Part One — git and GitHub tutorial

GitHub is built around a technology called

git, a distributed version control system. This may sound intimidating, but all it means is that it lets you create checkpoints of your code at various points in time, then switch between those checkpoints at will. For example, let's say I have the following Python script, taken from the scikit-learn examples:


lr = linear_model.LinearRegression()
boston = datasets.load_boston()
y = boston.target

predicted = cross_val_predict(lr, boston.data, y, cv=10)

I now make a checkpoint using git, and add some more lines to the code. In the below code, we:

  • Change the dataset
  • Change the number of CV folds
  • Show a plot

lr = linear_model.LinearRegression()
diabetes = datasets.load_diabetes()
y = diabetes.target

predicted = cross_val_predict(lr, diabetes.data, y, cv=20)

fig, ax = plt.subplots()
ax.scatter(y, predicted)
ax.plot([y.min(), y.max()], [y.min(), y.max()], 'k--', lw=4)
plt.show()

If we make another checkpoint with git, we'll be able to go back to the first checkpoint whenever we want, and switch between the two freely. A checkpoint is more commonly known as a commit, and we'll be using that term going forward. We can upload the commits to GitHub, which enables other people to see our code. git is much more powerful than just a commit system, and you should

try our git course if you want to learn more. However, for the purposes of uploading your portfolio, it's fine to think of it this way.

Data listing.
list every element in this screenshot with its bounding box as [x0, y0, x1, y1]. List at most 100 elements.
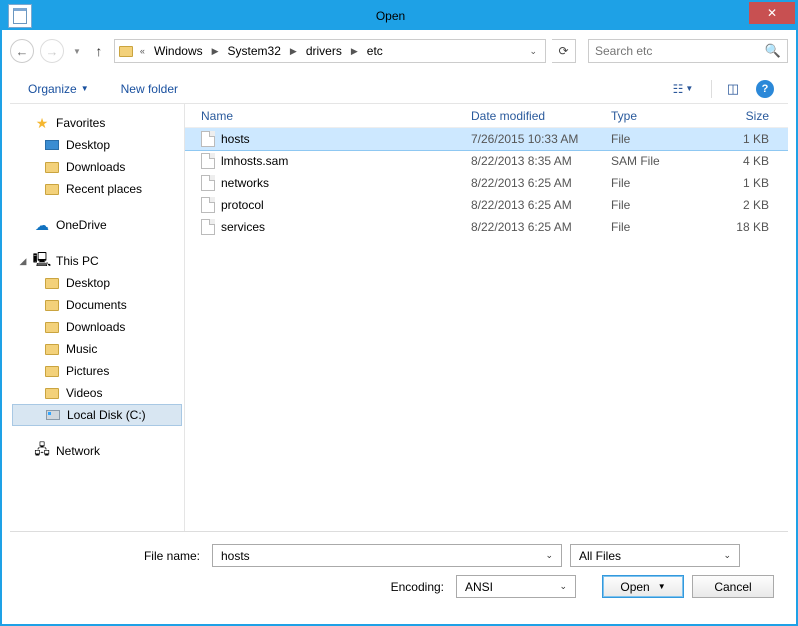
file-type-cell: File [605, 132, 705, 146]
body: ★ Favorites Desktop Downloads Recent pla… [10, 104, 788, 532]
file-size-cell: 18 KB [705, 220, 775, 234]
preview-pane-button[interactable]: ◫ [720, 78, 746, 100]
file-list: Name Date modified Type Size hosts 7/26/2… [185, 104, 788, 531]
desktop-icon [44, 137, 60, 153]
file-date-cell: 8/22/2013 6:25 AM [465, 176, 605, 190]
chevron-down-icon: ⌄ [555, 581, 571, 592]
sidebar-desktop[interactable]: Desktop [10, 134, 184, 156]
close-button[interactable]: ✕ [749, 2, 795, 24]
sidebar-label: Desktop [66, 138, 110, 152]
network-icon: 🖧 [34, 443, 50, 459]
cancel-button[interactable]: Cancel [692, 575, 774, 598]
folder-icon [44, 159, 60, 175]
sidebar-label: Pictures [66, 364, 109, 378]
file-filter-select[interactable]: All Files ⌄ [570, 544, 740, 567]
chevron-down-icon: ▼ [81, 84, 89, 93]
filename-input[interactable]: hosts ⌄ [212, 544, 562, 567]
folder-icon [44, 341, 60, 357]
search-input[interactable] [595, 44, 765, 58]
sidebar-favorites[interactable]: ★ Favorites [10, 112, 184, 134]
view-options-button[interactable]: ☷▼ [663, 78, 703, 100]
file-row[interactable]: networks 8/22/2013 6:25 AMFile1 KB [185, 172, 788, 194]
sidebar-thispc[interactable]: ◢ 🖳 This PC [10, 250, 184, 272]
column-type[interactable]: Type [605, 109, 705, 123]
sidebar-pc-localdisk[interactable]: Local Disk (C:) [12, 404, 182, 426]
breadcrumb-windows[interactable]: Windows [150, 42, 207, 60]
sidebar-label: OneDrive [56, 218, 107, 232]
chevron-right-icon[interactable]: ▶ [348, 46, 361, 57]
column-date[interactable]: Date modified [465, 109, 605, 123]
address-bar[interactable]: « Windows ▶ System32 ▶ drivers ▶ etc ⌄ [114, 39, 546, 63]
chevron-down-icon: ⌄ [719, 550, 735, 561]
sidebar-pc-videos[interactable]: Videos [10, 382, 184, 404]
open-file-dialog: Open ✕ ← → ▼ ↑ « Windows ▶ System32 ▶ dr… [0, 0, 798, 626]
divider [711, 80, 712, 98]
sidebar-onedrive[interactable]: ☁ OneDrive [10, 214, 184, 236]
folder-icon [44, 385, 60, 401]
search-box[interactable]: 🔍 [588, 39, 788, 63]
file-date-cell: 8/22/2013 6:25 AM [465, 198, 605, 212]
file-type-cell: File [605, 198, 705, 212]
folder-icon [44, 363, 60, 379]
new-folder-button[interactable]: New folder [117, 78, 182, 100]
help-button[interactable]: ? [756, 80, 774, 98]
breadcrumb-overflow[interactable]: « [137, 46, 148, 56]
refresh-button[interactable]: ⟳ [552, 39, 576, 63]
file-date-cell: 8/22/2013 6:25 AM [465, 220, 605, 234]
sidebar-pc-music[interactable]: Music [10, 338, 184, 360]
search-icon: 🔍 [765, 43, 781, 59]
up-button[interactable]: ↑ [90, 42, 108, 60]
breadcrumb-drivers[interactable]: drivers [302, 42, 346, 60]
filename-label: File name: [24, 549, 204, 563]
column-size[interactable]: Size [705, 109, 775, 123]
split-arrow-icon: ▼ [658, 582, 666, 591]
sidebar-downloads[interactable]: Downloads [10, 156, 184, 178]
organize-menu[interactable]: Organize ▼ [24, 78, 93, 100]
file-name: networks [221, 176, 269, 190]
breadcrumb-system32[interactable]: System32 [224, 42, 285, 60]
file-name-cell: networks [195, 175, 465, 191]
sidebar-pc-pictures[interactable]: Pictures [10, 360, 184, 382]
sidebar-pc-downloads[interactable]: Downloads [10, 316, 184, 338]
open-button[interactable]: Open ▼ [602, 575, 684, 598]
file-type-cell: File [605, 176, 705, 190]
file-rows: hosts7/26/2015 10:33 AMFile1 KBlmhosts.s… [185, 128, 788, 531]
sidebar-pc-desktop[interactable]: Desktop [10, 272, 184, 294]
sidebar-pc-documents[interactable]: Documents [10, 294, 184, 316]
sidebar-label: Desktop [66, 276, 110, 290]
sidebar-label: Videos [66, 386, 102, 400]
file-icon [201, 131, 215, 147]
chevron-down-icon: ⌄ [541, 550, 557, 561]
file-row[interactable]: protocol8/22/2013 6:25 AMFile2 KB [185, 194, 788, 216]
file-size-cell: 4 KB [705, 154, 775, 168]
encoding-select[interactable]: ANSI ⌄ [456, 575, 576, 598]
file-type-cell: SAM File [605, 154, 705, 168]
encoding-label: Encoding: [391, 580, 448, 594]
chevron-right-icon[interactable]: ▶ [287, 46, 300, 57]
content: ← → ▼ ↑ « Windows ▶ System32 ▶ drivers ▶… [2, 30, 796, 624]
open-label: Open [620, 580, 649, 594]
sidebar-label: Documents [66, 298, 127, 312]
organize-label: Organize [28, 82, 77, 96]
column-headers: Name Date modified Type Size [185, 104, 788, 128]
history-dropdown[interactable]: ▼ [70, 47, 84, 56]
file-row[interactable]: services8/22/2013 6:25 AMFile18 KB [185, 216, 788, 238]
file-row[interactable]: hosts7/26/2015 10:33 AMFile1 KB [185, 128, 788, 150]
sidebar-recent[interactable]: Recent places [10, 178, 184, 200]
encoding-value: ANSI [461, 580, 555, 594]
file-name-cell: hosts [195, 131, 465, 147]
window-title: Open [32, 9, 749, 23]
file-date-cell: 7/26/2015 10:33 AM [465, 132, 605, 146]
breadcrumb-etc[interactable]: etc [363, 42, 387, 60]
folder-icon [44, 275, 60, 291]
file-size-cell: 1 KB [705, 176, 775, 190]
sidebar-network[interactable]: 🖧 Network [10, 440, 184, 462]
back-button[interactable]: ← [10, 39, 34, 63]
forward-button[interactable]: → [40, 39, 64, 63]
titlebar: Open ✕ [2, 2, 796, 30]
column-name[interactable]: Name [195, 109, 465, 123]
chevron-right-icon[interactable]: ▶ [209, 46, 222, 57]
address-dropdown[interactable]: ⌄ [523, 46, 543, 57]
file-name: hosts [221, 132, 250, 146]
file-row[interactable]: lmhosts.sam8/22/2013 8:35 AMSAM File4 KB [185, 150, 788, 172]
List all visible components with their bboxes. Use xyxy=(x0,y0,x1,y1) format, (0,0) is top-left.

What the task asks.
Please write out the git and GitHub tutorial in full, word for word. The listing was taken from a separate source.

Result of this task.
Part One — git and GitHub tutorial

GitHub is built around a technology called

git, a distributed version control system. This may sound intimidating, but all it means is that it lets you create checkpoints of your code at various points in time, then switch between those checkpoints at will. For example, let's say I have the following Python script, taken from the scikit-learn examples:


lr = linear_model.LinearRegression()
boston = datasets.load_boston()
y = boston.target

predicted = cross_val_predict(lr, boston.data, y, cv=10)

I now make a checkpoint using git, and add some more lines to the code. In the below code, we:

  • Change the dataset
  • Change the number of CV folds
  • Show a plot

lr = linear_model.LinearRegression()
diabetes = datasets.load_diabetes()
y = diabetes.target

predicted = cross_val_predict(lr, diabetes.data, y, cv=20)

fig, ax = plt.subplots()
ax.scatter(y, predicted)
ax.plot([y.min(), y.max()], [y.min(), y.max()], 'k--', lw=4)
plt.show()

If we make another checkpoint with git, we'll be able to go back to the first checkpoint whenever we want, and switch between the two freely. A checkpoint is more commonly known as a commit, and we'll be using that term going forward. We can upload the commits to GitHub, which enables other people to see our code. git is much more powerful than just a commit system, and you should

try our git course if you want to learn more. However, for the purposes of uploading your portfolio, it's fine to think of it this way.